### Goal
Write out the listing below exactly, and omit any images you find in it.
Start of Items
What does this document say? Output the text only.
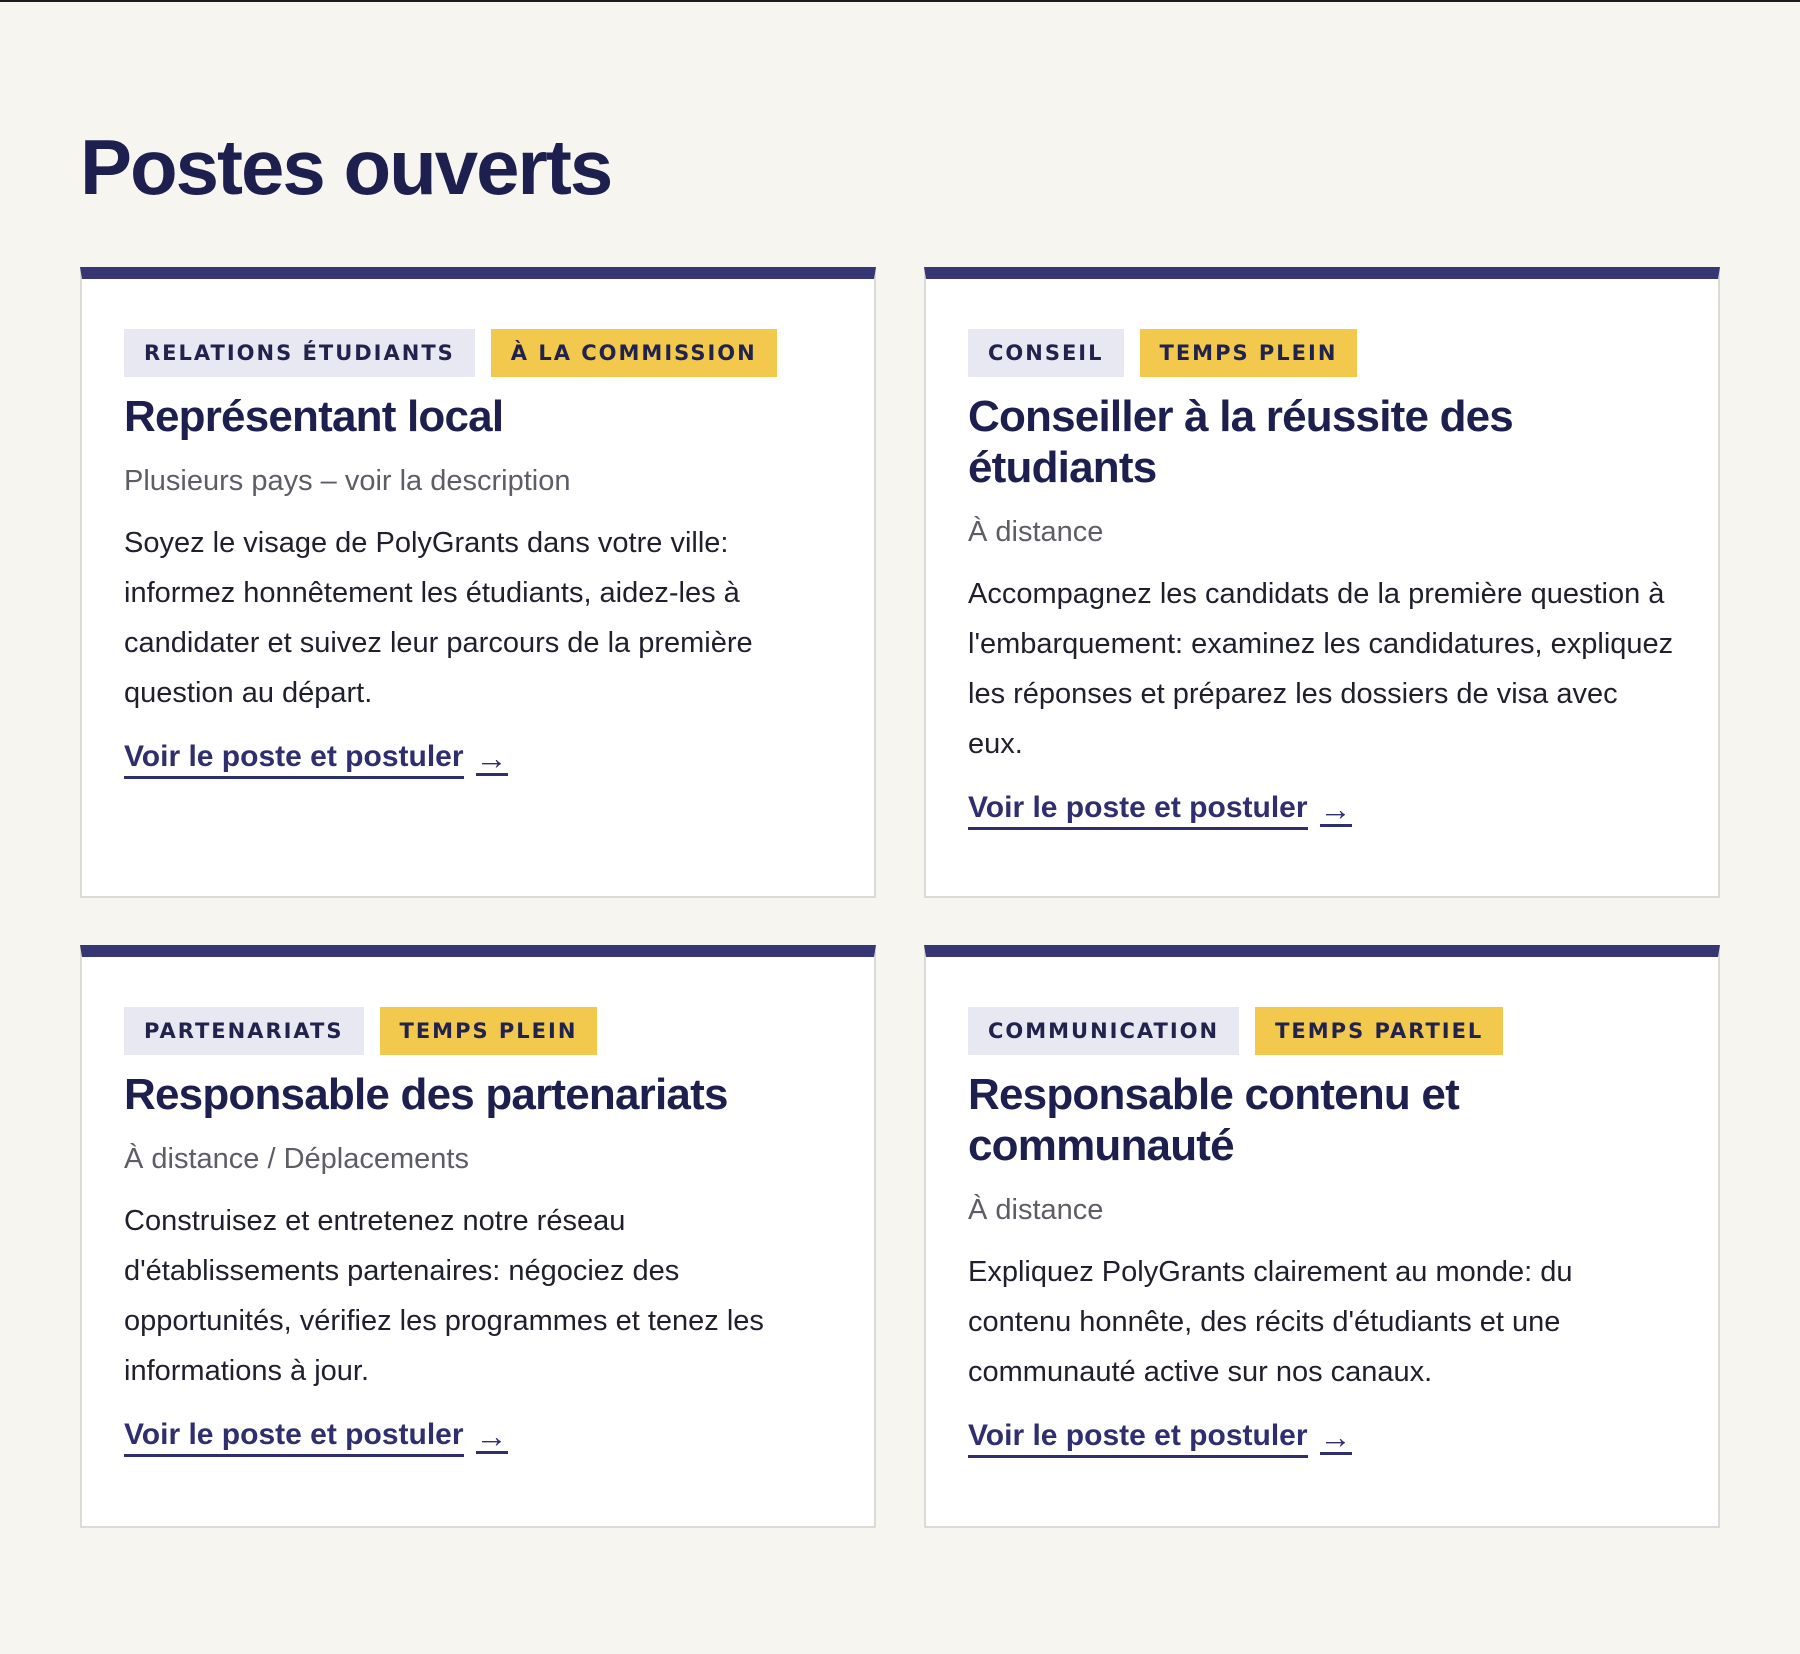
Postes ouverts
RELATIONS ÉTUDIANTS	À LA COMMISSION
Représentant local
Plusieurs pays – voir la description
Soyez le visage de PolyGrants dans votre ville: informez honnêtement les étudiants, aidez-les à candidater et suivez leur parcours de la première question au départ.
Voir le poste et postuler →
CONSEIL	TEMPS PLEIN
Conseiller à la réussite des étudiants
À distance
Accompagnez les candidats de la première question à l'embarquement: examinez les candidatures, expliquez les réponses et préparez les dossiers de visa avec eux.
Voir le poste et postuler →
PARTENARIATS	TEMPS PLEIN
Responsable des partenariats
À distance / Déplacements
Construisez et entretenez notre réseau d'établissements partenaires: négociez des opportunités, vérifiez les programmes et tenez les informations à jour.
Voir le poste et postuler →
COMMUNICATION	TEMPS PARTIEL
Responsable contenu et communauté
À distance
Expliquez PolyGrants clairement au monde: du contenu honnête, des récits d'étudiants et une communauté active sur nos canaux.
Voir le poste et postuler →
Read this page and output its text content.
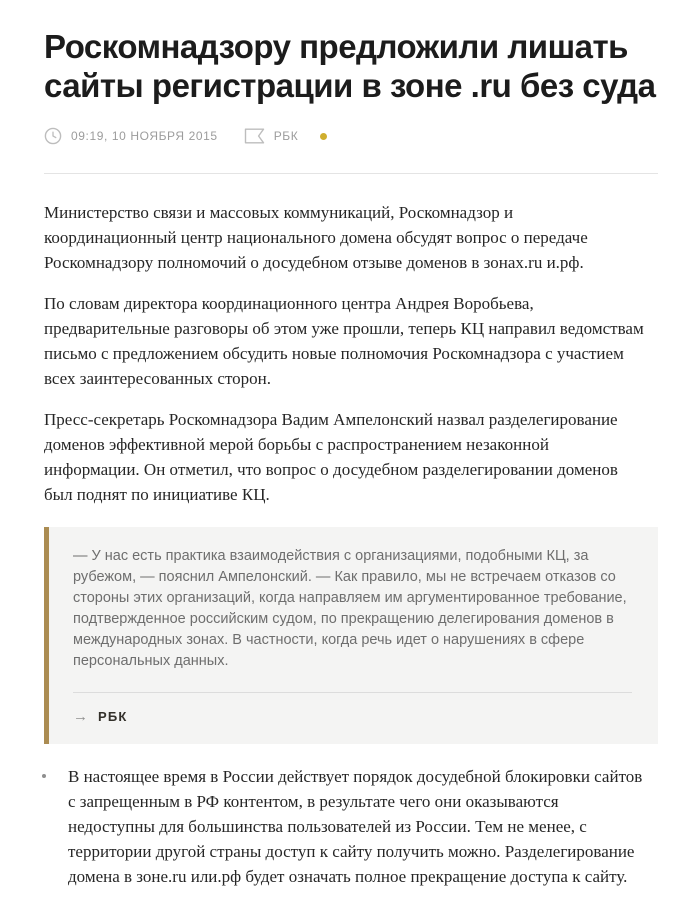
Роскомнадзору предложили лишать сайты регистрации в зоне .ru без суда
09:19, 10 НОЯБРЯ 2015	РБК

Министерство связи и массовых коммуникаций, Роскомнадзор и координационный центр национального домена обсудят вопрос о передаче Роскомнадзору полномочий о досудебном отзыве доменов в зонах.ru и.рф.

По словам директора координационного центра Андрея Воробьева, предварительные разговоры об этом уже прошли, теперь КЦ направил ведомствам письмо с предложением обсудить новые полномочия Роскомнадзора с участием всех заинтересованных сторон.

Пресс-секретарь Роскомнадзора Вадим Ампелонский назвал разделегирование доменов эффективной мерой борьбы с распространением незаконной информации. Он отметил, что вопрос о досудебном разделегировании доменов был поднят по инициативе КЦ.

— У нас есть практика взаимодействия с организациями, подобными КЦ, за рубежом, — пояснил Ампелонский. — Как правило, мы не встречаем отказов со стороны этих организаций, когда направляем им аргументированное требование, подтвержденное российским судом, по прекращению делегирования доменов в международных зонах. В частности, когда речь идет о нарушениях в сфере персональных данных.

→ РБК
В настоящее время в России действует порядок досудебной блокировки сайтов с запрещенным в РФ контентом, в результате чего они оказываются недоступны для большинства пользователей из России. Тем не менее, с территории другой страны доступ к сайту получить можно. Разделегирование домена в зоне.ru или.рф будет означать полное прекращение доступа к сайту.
End of Items
### Output below
What does this document say? Output the text only.
Postes ouverts
RELATIONS ÉTUDIANTS	À LA COMMISSION
Représentant local
Plusieurs pays – voir la description
Soyez le visage de PolyGrants dans votre ville: informez honnêtement les étudiants, aidez-les à candidater et suivez leur parcours de la première question au départ.
Voir le poste et postuler →
CONSEIL	TEMPS PLEIN
Conseiller à la réussite des étudiants
À distance
Accompagnez les candidats de la première question à l'embarquement: examinez les candidatures, expliquez les réponses et préparez les dossiers de visa avec eux.
Voir le poste et postuler →
PARTENARIATS	TEMPS PLEIN
Responsable des partenariats
À distance / Déplacements
Construisez et entretenez notre réseau d'établissements partenaires: négociez des opportunités, vérifiez les programmes et tenez les informations à jour.
Voir le poste et postuler →
COMMUNICATION	TEMPS PARTIEL
Responsable contenu et communauté
À distance
Expliquez PolyGrants clairement au monde: du contenu honnête, des récits d'étudiants et une communauté active sur nos canaux.
Voir le poste et postuler →
Read this page and output its text content.
Роскомнадзору предложили лишать сайты регистрации в зоне .ru без суда
09:19, 10 НОЯБРЯ 2015	РБК

Министерство связи и массовых коммуникаций, Роскомнадзор и координационный центр национального домена обсудят вопрос о передаче Роскомнадзору полномочий о досудебном отзыве доменов в зонах.ru и.рф.

По словам директора координационного центра Андрея Воробьева, предварительные разговоры об этом уже прошли, теперь КЦ направил ведомствам письмо с предложением обсудить новые полномочия Роскомнадзора с участием всех заинтересованных сторон.

Пресс-секретарь Роскомнадзора Вадим Ампелонский назвал разделегирование доменов эффективной мерой борьбы с распространением незаконной информации. Он отметил, что вопрос о досудебном разделегировании доменов был поднят по инициативе КЦ.

— У нас есть практика взаимодействия с организациями, подобными КЦ, за рубежом, — пояснил Ампелонский. — Как правило, мы не встречаем отказов со стороны этих организаций, когда направляем им аргументированное требование, подтвержденное российским судом, по прекращению делегирования доменов в международных зонах. В частности, когда речь идет о нарушениях в сфере персональных данных.

→ РБК
В настоящее время в России действует порядок досудебной блокировки сайтов с запрещенным в РФ контентом, в результате чего они оказываются недоступны для большинства пользователей из России. Тем не менее, с территории другой страны доступ к сайту получить можно. Разделегирование домена в зоне.ru или.рф будет означать полное прекращение доступа к сайту.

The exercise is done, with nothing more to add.